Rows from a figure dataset
>>>>>
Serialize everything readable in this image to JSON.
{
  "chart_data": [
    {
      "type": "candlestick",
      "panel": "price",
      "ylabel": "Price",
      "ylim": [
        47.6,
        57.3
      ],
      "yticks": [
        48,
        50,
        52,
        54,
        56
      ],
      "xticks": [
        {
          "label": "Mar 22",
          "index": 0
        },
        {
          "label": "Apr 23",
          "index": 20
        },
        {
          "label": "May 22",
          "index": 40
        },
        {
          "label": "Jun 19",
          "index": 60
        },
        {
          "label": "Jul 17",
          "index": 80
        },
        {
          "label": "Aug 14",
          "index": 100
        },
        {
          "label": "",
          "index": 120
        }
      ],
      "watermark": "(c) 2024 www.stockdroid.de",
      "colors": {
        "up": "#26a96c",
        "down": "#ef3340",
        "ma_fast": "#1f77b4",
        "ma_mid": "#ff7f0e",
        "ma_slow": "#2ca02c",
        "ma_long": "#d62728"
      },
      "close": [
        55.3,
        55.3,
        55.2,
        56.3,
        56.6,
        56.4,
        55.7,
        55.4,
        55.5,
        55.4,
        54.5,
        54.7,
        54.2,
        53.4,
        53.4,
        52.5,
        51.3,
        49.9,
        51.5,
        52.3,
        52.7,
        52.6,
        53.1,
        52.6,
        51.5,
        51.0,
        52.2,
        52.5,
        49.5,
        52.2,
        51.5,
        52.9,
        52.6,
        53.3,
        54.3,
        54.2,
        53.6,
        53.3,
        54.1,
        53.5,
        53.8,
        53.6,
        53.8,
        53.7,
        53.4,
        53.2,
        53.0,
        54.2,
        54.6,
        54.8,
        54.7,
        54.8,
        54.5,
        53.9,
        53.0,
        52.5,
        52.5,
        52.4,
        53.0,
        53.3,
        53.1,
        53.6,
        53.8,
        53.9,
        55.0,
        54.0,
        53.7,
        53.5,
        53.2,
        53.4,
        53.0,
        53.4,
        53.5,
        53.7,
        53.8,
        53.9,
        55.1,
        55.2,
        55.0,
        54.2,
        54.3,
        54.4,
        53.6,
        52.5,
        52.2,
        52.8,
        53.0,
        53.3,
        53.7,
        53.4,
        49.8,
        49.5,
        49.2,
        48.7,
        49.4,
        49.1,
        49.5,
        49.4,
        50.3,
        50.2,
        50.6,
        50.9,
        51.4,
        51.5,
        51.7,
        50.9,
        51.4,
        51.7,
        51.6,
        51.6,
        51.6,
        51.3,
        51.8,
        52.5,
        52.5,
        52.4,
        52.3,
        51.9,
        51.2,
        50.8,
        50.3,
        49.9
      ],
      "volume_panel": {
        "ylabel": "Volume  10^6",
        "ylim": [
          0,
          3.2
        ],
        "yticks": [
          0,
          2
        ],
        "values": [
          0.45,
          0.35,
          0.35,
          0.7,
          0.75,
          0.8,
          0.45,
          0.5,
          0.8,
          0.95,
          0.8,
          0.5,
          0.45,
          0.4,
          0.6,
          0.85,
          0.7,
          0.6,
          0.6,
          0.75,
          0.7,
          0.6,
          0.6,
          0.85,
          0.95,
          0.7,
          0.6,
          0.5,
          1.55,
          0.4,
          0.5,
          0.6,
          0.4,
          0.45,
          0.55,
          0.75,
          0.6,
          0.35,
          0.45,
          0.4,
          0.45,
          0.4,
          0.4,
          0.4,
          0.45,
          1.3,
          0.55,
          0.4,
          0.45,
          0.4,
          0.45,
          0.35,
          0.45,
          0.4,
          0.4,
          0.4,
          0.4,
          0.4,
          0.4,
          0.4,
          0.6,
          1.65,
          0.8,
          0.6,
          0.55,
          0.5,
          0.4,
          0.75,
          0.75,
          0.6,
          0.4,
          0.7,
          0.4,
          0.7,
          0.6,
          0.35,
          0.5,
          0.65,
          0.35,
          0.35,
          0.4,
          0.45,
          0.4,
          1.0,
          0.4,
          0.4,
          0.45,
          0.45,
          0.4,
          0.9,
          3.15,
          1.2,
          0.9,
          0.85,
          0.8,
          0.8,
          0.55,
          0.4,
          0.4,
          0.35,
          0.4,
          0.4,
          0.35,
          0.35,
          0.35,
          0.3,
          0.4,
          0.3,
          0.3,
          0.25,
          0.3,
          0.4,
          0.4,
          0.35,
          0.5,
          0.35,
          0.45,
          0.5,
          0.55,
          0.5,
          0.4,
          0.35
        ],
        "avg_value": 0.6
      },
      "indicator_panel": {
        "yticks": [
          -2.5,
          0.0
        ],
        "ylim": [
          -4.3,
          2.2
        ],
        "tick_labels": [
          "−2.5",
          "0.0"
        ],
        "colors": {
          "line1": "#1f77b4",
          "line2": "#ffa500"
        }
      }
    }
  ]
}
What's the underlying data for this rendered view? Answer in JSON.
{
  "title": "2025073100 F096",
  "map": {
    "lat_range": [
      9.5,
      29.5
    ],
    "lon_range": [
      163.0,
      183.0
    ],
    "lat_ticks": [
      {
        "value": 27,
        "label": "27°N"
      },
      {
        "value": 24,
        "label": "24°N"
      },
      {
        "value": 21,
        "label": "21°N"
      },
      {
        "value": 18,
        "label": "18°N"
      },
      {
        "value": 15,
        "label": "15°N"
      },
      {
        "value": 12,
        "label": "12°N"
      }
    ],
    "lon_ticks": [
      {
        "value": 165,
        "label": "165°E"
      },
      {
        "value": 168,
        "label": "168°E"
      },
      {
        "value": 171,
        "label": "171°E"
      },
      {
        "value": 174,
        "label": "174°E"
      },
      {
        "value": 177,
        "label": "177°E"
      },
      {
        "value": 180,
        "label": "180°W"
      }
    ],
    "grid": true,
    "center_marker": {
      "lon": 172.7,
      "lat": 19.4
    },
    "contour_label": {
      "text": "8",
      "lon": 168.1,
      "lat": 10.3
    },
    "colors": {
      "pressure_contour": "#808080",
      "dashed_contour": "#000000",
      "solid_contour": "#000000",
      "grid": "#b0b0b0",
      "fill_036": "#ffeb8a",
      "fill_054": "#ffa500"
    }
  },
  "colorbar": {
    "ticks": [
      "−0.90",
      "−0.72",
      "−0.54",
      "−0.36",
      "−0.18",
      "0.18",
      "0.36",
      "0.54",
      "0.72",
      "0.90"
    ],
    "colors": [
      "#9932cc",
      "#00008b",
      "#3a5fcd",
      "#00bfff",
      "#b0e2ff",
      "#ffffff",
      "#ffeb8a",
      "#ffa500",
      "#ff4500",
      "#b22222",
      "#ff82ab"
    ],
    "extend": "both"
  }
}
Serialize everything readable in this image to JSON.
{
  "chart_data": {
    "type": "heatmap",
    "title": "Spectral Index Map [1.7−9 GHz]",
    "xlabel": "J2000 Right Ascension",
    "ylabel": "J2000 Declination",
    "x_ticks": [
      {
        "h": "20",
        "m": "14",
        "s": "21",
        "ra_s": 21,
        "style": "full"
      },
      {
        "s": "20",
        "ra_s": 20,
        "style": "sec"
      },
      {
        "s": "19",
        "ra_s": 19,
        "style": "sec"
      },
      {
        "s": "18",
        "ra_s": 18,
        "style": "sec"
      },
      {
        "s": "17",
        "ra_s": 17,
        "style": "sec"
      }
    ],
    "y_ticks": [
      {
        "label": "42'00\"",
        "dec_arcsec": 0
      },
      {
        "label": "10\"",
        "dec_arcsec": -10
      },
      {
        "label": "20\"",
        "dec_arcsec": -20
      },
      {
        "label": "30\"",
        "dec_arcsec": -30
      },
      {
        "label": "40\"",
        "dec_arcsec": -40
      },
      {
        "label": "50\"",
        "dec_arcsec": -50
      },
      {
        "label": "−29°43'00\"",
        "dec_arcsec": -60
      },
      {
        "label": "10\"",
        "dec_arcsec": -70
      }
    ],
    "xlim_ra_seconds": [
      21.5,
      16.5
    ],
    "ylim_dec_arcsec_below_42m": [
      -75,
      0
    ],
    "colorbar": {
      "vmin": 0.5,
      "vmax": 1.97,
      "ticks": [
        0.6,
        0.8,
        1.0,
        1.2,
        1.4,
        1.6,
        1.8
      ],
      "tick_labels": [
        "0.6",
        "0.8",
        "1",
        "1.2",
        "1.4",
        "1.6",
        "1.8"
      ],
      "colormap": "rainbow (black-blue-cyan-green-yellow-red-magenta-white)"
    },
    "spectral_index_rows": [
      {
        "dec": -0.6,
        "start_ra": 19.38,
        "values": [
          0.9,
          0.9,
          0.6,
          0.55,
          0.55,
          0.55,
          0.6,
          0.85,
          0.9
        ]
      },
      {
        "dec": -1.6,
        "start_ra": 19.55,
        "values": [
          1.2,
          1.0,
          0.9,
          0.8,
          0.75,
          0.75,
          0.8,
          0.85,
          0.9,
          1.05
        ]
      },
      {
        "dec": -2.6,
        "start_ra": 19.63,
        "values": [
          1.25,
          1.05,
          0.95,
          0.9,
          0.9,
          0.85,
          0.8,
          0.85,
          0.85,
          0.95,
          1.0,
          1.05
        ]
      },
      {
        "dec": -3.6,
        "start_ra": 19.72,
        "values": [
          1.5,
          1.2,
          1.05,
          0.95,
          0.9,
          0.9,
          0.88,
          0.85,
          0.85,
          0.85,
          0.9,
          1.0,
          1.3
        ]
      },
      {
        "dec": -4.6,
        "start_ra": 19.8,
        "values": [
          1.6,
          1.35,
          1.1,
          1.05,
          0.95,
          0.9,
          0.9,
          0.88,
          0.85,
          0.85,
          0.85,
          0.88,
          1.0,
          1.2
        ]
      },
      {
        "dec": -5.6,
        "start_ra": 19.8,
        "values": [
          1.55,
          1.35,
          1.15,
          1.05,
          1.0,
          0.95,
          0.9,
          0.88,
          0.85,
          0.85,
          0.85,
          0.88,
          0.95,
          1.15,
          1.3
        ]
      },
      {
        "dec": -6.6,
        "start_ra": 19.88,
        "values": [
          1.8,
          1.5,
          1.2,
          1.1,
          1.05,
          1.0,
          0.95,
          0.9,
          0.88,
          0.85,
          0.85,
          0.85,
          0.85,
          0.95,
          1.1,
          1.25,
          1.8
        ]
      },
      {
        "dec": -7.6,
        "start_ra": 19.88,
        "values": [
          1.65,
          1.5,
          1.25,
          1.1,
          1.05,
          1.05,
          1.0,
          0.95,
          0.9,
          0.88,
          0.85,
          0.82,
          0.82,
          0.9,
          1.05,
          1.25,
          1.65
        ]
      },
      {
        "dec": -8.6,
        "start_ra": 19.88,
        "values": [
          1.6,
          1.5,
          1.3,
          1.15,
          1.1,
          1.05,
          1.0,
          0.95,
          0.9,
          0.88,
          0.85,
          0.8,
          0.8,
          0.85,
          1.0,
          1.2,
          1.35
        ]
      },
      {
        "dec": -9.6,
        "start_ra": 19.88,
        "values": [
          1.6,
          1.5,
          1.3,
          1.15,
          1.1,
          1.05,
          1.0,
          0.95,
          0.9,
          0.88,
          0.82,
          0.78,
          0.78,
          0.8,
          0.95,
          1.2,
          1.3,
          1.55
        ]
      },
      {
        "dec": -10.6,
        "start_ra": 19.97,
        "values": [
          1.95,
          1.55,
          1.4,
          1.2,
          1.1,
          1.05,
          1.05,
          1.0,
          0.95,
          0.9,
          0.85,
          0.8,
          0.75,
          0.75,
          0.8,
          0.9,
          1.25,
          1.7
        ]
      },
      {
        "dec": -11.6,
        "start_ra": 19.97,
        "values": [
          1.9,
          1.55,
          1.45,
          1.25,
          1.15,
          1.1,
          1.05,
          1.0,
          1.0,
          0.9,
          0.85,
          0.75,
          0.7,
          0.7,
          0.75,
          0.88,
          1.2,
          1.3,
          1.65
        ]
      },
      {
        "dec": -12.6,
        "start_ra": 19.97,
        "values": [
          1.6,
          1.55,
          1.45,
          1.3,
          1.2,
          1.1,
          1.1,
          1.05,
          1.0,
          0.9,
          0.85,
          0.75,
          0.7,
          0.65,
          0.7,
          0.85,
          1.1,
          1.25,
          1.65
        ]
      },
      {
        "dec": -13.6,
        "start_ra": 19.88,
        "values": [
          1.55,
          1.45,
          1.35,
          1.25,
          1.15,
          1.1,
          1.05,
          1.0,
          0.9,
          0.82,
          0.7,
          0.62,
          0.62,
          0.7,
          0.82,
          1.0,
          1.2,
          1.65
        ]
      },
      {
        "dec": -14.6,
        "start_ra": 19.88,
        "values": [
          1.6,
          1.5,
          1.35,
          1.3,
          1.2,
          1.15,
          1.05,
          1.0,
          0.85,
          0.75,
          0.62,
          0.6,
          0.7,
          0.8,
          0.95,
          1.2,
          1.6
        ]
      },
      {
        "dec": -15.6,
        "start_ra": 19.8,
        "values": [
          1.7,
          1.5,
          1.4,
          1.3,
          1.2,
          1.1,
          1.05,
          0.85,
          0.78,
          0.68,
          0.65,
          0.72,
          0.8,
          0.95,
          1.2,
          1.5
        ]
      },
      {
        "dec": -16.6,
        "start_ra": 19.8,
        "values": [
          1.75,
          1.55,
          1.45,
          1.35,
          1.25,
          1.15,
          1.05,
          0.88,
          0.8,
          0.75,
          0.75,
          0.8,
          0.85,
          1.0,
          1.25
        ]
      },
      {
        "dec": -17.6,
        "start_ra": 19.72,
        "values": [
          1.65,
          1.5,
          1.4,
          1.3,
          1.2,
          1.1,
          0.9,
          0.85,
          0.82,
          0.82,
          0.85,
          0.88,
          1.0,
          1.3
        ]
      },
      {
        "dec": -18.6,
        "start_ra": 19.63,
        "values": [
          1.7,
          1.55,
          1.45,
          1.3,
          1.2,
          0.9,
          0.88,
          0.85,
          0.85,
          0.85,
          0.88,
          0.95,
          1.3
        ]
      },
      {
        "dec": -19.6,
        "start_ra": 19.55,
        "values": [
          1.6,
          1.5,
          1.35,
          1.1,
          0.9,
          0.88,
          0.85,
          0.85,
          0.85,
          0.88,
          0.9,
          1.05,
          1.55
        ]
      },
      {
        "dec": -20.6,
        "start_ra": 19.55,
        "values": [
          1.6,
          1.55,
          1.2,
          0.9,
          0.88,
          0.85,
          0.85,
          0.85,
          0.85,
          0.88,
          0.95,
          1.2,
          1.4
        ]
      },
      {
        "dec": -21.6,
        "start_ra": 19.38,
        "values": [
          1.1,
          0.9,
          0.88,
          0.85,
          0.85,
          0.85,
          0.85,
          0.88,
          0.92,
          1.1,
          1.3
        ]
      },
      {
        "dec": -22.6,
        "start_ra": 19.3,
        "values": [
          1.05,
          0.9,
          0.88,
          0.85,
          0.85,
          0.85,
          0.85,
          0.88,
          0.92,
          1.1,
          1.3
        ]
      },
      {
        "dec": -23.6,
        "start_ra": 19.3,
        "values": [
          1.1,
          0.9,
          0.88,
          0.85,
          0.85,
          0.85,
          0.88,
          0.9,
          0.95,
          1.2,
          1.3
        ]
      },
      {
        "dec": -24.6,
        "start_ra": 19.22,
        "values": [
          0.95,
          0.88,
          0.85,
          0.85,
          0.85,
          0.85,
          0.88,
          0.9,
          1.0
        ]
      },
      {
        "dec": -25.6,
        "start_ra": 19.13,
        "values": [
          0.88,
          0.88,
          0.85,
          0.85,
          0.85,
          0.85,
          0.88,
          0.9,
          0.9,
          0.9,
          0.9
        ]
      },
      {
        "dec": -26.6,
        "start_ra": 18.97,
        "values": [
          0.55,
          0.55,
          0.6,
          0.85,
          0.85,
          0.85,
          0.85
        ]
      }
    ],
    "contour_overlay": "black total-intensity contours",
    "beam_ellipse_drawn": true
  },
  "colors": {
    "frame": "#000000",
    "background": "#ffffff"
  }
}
<<<<<
- [Aim] Look through the entries above and report each line where the string "colors" occurs.

- [Response to the task]
      "colors": {
        "colors": {
    "colors": {
    "colors": [
  "colors": {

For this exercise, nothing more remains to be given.